* _Trecho_:
Filme revive a história de um fiasco cubano-soviético

"Soy Cuba" dá vida aos sonhos da revolução

Divulgação
Cena de "Soy Cuba", co-produção cubano-soviética investigada no documentário "O Mamute Siberiano", dirigido por Vicente Ferraz


JOSÉ GERALDO COUTO
COLUNISTA DA FOLHA

Um filme sobre um filme que quase ninguém viu pode parecer algo de escasso interesse. Mas o documentário "Soy Cuba - O Mamute Siberiano" é o contrário disso. Vibrante, inventivo, dá vida a uma obra que jazia esquecida e ilumina um momento crucial da história e da cultura.
A co-produção cubano-soviética "Soy Cuba" (1964), de Mikhail Kalatozov, foi o que se pode chamar de um esplêndido fracasso. O documentário de Vicente Ferraz investiga os dois termos da equação, expondo o que havia de esplêndido no filme e buscando entender seu fracasso.

* _Dados coletados_:
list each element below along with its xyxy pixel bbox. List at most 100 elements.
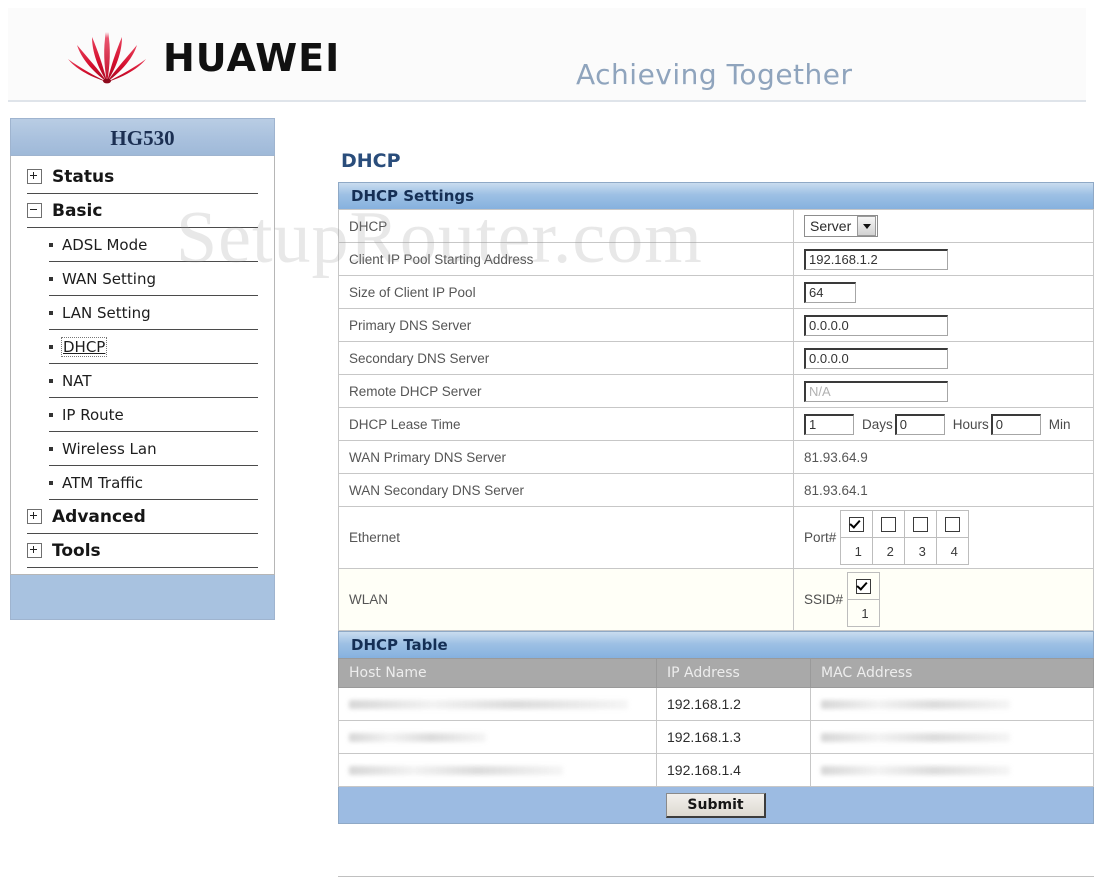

* _O que fazer_:
Reproduza fielmente a parte da crítica ao documentário "Soy Cuba - O Mamute Siberiano" que começa em "JOSÉ GERALDO COUTO" e termina em "e da cultura.".

* _Resultado_:
JOSÉ GERALDO COUTO
COLUNISTA DA FOLHA

Um filme sobre um filme que quase ninguém viu pode parecer algo de escasso interesse. Mas o documentário "Soy Cuba - O Mamute Siberiano" é o contrário disso. Vibrante, inventivo, dá vida a uma obra que jazia esquecida e ilumina um momento crucial da história e da cultura.